__WRITTEN EXERCISE__. Pick every line from the data that holds the word "canceladas".

Some records:
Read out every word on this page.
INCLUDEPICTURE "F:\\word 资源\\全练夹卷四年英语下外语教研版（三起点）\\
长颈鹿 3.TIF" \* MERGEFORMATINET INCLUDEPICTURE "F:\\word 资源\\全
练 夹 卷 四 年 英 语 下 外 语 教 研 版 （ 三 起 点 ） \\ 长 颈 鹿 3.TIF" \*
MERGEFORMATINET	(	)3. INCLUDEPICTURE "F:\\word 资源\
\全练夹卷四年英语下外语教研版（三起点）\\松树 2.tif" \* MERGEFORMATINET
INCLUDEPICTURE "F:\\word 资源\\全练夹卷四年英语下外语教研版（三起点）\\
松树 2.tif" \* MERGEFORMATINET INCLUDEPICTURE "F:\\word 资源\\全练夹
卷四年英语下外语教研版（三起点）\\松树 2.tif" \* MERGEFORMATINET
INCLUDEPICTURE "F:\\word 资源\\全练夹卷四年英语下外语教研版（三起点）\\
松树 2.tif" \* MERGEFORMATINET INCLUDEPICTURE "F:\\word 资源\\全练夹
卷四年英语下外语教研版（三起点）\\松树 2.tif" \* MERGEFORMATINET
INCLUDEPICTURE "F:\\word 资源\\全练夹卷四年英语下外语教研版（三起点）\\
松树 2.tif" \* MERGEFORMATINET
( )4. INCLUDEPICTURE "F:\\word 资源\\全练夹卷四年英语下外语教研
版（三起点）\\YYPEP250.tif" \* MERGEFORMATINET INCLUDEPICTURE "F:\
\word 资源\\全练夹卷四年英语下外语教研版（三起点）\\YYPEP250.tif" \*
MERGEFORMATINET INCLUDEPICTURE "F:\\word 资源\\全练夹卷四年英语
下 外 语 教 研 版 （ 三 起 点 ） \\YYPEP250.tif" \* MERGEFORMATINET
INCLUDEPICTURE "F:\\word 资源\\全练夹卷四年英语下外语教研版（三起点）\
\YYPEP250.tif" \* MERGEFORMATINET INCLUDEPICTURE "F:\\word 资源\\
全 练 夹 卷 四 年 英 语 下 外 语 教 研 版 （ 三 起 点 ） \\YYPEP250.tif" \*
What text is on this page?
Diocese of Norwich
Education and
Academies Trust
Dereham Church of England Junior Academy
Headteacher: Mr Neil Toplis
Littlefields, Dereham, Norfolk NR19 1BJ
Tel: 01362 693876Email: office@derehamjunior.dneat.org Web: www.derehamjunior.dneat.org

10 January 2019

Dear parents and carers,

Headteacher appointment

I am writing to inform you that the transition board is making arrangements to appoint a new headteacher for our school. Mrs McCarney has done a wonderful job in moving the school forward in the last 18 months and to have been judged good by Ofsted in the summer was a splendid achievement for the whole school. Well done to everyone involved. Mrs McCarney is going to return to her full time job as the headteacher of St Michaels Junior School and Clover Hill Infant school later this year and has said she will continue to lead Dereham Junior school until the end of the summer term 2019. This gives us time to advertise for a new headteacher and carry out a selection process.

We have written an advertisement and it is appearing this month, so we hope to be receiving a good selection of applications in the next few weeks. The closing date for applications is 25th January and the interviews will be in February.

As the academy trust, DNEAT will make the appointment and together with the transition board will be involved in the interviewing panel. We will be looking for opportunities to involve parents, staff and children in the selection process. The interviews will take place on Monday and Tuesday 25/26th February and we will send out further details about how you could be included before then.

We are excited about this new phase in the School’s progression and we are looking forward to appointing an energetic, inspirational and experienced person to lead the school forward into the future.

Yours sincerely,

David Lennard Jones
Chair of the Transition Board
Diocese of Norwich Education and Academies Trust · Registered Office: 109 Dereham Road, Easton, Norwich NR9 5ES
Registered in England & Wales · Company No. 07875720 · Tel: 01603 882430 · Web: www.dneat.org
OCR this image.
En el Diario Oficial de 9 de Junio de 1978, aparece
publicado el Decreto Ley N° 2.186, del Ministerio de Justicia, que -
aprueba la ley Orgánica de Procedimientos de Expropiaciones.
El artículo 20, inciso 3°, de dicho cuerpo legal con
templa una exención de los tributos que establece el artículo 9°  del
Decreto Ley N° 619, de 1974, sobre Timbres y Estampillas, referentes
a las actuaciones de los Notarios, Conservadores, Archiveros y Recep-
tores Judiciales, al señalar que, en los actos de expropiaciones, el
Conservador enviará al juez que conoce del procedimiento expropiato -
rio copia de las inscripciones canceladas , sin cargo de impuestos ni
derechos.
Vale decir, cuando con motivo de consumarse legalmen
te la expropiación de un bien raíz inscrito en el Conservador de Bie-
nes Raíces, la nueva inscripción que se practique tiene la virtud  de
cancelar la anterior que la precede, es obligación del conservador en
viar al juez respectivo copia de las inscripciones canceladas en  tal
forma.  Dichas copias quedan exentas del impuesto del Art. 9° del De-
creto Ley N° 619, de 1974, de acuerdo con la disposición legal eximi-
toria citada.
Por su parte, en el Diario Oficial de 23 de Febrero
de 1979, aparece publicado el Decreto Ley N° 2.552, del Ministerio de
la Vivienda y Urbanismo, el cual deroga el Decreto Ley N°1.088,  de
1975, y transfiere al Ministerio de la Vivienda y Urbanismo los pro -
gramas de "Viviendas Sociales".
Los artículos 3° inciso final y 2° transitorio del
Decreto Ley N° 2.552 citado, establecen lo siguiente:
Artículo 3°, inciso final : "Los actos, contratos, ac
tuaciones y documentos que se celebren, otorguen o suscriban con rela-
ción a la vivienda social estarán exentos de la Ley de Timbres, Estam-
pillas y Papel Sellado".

__FULL RESPONSE__.
rio copia de las inscripciones canceladas , sin cargo de impuestos ni
viar al juez respectivo copia de las inscripciones canceladas en  tal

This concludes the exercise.